--- START OF Excerpted records ---

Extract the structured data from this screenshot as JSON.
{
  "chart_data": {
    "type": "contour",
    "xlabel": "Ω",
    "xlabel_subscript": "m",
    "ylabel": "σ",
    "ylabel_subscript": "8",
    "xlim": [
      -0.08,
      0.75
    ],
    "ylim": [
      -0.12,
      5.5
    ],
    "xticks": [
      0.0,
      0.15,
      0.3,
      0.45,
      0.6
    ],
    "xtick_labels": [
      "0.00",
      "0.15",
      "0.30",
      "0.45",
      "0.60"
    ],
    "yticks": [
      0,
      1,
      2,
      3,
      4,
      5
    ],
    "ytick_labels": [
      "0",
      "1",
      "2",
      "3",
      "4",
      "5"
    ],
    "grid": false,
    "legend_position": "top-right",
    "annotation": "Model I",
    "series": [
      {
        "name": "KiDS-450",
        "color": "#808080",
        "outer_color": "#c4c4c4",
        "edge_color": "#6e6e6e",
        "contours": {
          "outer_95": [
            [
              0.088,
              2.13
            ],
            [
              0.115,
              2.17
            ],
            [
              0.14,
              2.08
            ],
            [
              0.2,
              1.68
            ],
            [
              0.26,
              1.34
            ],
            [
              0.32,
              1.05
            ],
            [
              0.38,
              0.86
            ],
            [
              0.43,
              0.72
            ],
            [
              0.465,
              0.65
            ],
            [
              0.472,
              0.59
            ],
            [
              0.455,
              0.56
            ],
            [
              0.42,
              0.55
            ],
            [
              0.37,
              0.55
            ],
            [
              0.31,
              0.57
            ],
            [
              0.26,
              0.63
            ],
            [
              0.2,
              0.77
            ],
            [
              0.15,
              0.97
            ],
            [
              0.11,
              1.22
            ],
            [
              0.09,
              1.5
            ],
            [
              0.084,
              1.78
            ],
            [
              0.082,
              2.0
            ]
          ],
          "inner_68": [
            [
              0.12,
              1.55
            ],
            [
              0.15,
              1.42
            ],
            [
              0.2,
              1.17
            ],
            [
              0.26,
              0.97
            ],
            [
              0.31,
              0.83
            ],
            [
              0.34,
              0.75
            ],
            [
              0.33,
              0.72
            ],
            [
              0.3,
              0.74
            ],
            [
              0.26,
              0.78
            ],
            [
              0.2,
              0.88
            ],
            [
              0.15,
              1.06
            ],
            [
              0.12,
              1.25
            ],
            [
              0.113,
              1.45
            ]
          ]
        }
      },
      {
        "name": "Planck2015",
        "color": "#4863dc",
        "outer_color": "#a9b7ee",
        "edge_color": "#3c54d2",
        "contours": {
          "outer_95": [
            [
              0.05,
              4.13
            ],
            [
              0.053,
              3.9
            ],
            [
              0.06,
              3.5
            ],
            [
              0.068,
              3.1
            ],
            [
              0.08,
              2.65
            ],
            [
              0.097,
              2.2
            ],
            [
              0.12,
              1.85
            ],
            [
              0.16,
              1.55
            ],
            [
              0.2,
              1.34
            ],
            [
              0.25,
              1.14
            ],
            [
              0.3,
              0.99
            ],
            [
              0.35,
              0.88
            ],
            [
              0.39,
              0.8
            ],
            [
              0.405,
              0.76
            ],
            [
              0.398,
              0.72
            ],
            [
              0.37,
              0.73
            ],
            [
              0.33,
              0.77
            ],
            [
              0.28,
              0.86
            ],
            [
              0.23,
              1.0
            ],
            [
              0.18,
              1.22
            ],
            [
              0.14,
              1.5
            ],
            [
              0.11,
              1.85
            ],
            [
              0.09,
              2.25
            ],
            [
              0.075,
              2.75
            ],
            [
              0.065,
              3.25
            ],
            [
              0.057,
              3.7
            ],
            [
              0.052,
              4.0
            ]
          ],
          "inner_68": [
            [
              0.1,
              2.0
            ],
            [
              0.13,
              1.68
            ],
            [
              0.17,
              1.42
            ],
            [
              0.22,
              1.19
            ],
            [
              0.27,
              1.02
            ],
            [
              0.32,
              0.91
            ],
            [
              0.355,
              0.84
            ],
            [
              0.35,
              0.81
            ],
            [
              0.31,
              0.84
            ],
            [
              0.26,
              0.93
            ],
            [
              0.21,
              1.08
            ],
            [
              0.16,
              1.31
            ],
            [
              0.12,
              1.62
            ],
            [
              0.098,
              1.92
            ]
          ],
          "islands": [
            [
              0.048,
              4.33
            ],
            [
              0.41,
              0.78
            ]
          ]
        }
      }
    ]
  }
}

--- END OF Excerpted records ---

What is needed: Your task is to transcribe the material exactly.

Exercise result:
Extract the structured data from this screenshot as JSON.
{
  "chart_data": {
    "type": "contour",
    "xlabel": "Ω",
    "xlabel_subscript": "m",
    "ylabel": "σ",
    "ylabel_subscript": "8",
    "xlim": [
      -0.08,
      0.75
    ],
    "ylim": [
      -0.12,
      5.5
    ],
    "xticks": [
      0.0,
      0.15,
      0.3,
      0.45,
      0.6
    ],
    "xtick_labels": [
      "0.00",
      "0.15",
      "0.30",
      "0.45",
      "0.60"
    ],
    "yticks": [
      0,
      1,
      2,
      3,
      4,
      5
    ],
    "ytick_labels": [
      "0",
      "1",
      "2",
      "3",
      "4",
      "5"
    ],
    "grid": false,
    "legend_position": "top-right",
    "annotation": "Model I",
    "series": [
      {
        "name": "KiDS-450",
        "color": "#808080",
        "outer_color": "#c4c4c4",
        "edge_color": "#6e6e6e",
        "contours": {
          "outer_95": [
            [
              0.088,
              2.13
            ],
            [
              0.115,
              2.17
            ],
            [
              0.14,
              2.08
            ],
            [
              0.2,
              1.68
            ],
            [
              0.26,
              1.34
            ],
            [
              0.32,
              1.05
            ],
            [
              0.38,
              0.86
            ],
            [
              0.43,
              0.72
            ],
            [
              0.465,
              0.65
            ],
            [
              0.472,
              0.59
            ],
            [
              0.455,
              0.56
            ],
            [
              0.42,
              0.55
            ],
            [
              0.37,
              0.55
            ],
            [
              0.31,
              0.57
            ],
            [
              0.26,
              0.63
            ],
            [
              0.2,
              0.77
            ],
            [
              0.15,
              0.97
            ],
            [
              0.11,
              1.22
            ],
            [
              0.09,
              1.5
            ],
            [
              0.084,
              1.78
            ],
            [
              0.082,
              2.0
            ]
          ],
          "inner_68": [
            [
              0.12,
              1.55
            ],
            [
              0.15,
              1.42
            ],
            [
              0.2,
              1.17
            ],
            [
              0.26,
              0.97
            ],
            [
              0.31,
              0.83
            ],
            [
              0.34,
              0.75
            ],
            [
              0.33,
              0.72
            ],
            [
              0.3,
              0.74
            ],
            [
              0.26,
              0.78
            ],
            [
              0.2,
              0.88
            ],
            [
              0.15,
              1.06
            ],
            [
              0.12,
              1.25
            ],
            [
              0.113,
              1.45
            ]
          ]
        }
      },
      {
        "name": "Planck2015",
        "color": "#4863dc",
        "outer_color": "#a9b7ee",
        "edge_color": "#3c54d2",
        "contours": {
          "outer_95": [
            [
              0.05,
              4.13
            ],
            [
              0.053,
              3.9
            ],
            [
              0.06,
              3.5
            ],
            [
              0.068,
              3.1
            ],
            [
              0.08,
              2.65
            ],
            [
              0.097,
              2.2
            ],
            [
              0.12,
              1.85
            ],
            [
              0.16,
              1.55
            ],
            [
              0.2,
              1.34
            ],
            [
              0.25,
              1.14
            ],
            [
              0.3,
              0.99
            ],
            [
              0.35,
              0.88
            ],
            [
              0.39,
              0.8
            ],
            [
              0.405,
              0.76
            ],
            [
              0.398,
              0.72
            ],
            [
              0.37,
              0.73
            ],
            [
              0.33,
              0.77
            ],
            [
              0.28,
              0.86
            ],
            [
              0.23,
              1.0
            ],
            [
              0.18,
              1.22
            ],
            [
              0.14,
              1.5
            ],
            [
              0.11,
              1.85
            ],
            [
              0.09,
              2.25
            ],
            [
              0.075,
              2.75
            ],
            [
              0.065,
              3.25
            ],
            [
              0.057,
              3.7
            ],
            [
              0.052,
              4.0
            ]
          ],
          "inner_68": [
            [
              0.1,
              2.0
            ],
            [
              0.13,
              1.68
            ],
            [
              0.17,
              1.42
            ],
            [
              0.22,
              1.19
            ],
            [
              0.27,
              1.02
            ],
            [
              0.32,
              0.91
            ],
            [
              0.355,
              0.84
            ],
            [
              0.35,
              0.81
            ],
            [
              0.31,
              0.84
            ],
            [
              0.26,
              0.93
            ],
            [
              0.21,
              1.08
            ],
            [
              0.16,
              1.31
            ],
            [
              0.12,
              1.62
            ],
            [
              0.098,
              1.92
            ]
          ],
          "islands": [
            [
              0.048,
              4.33
            ],
            [
              0.41,
              0.78
            ]
          ]
        }
      }
    ]
  }
}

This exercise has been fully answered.